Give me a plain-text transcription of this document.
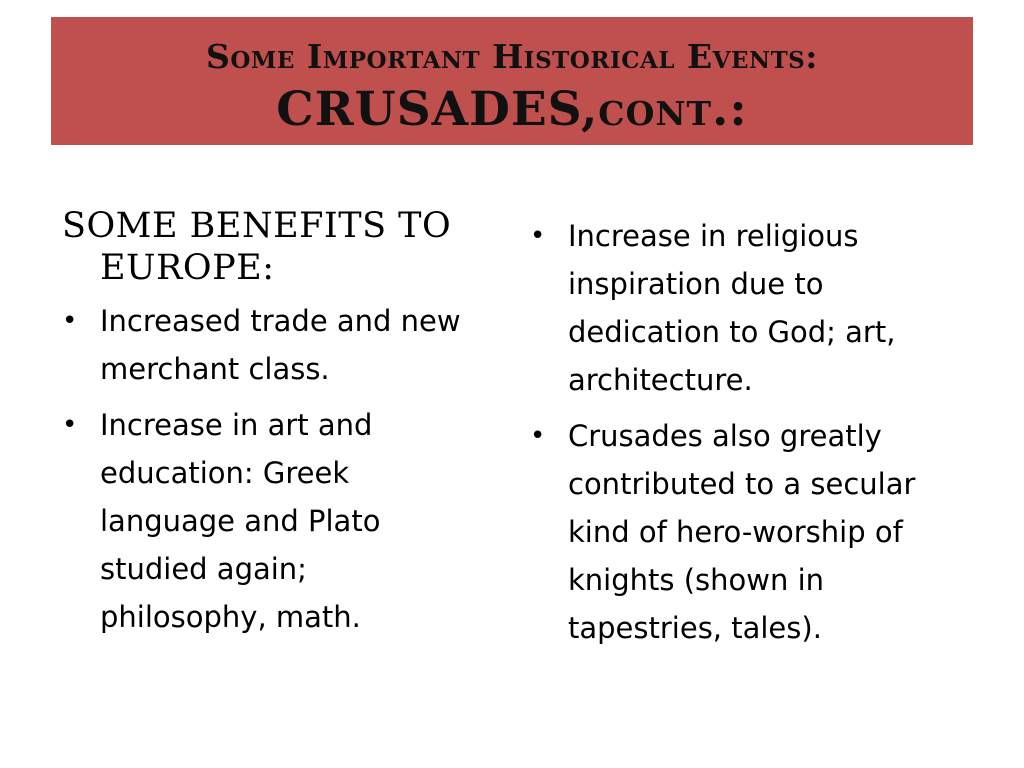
Some Important Historical Events:
CRUSADES,cont.:
SOME BENEFITS TO EUROPE:
• Increased trade and new merchant class.
• Increase in art and education: Greek language and Plato studied again; philosophy, math.
• Increase in religious inspiration due to dedication to God; art, architecture.
• Crusades also greatly contributed to a secular kind of hero-worship of knights (shown in tapestries, tales).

--

• _Stated task_
Reproduce each line of the records exactly, and omit every picture.

• _Answer for the task_
Give me a plain-text transcription of this document.
Some Important Historical Events:
CRUSADES,cont.:
SOME BENEFITS TO EUROPE:
• Increased trade and new merchant class.
• Increase in art and education: Greek language and Plato studied again; philosophy, math.
• Increase in religious inspiration due to dedication to God; art, architecture.
• Crusades also greatly contributed to a secular kind of hero-worship of knights (shown in tapestries, tales).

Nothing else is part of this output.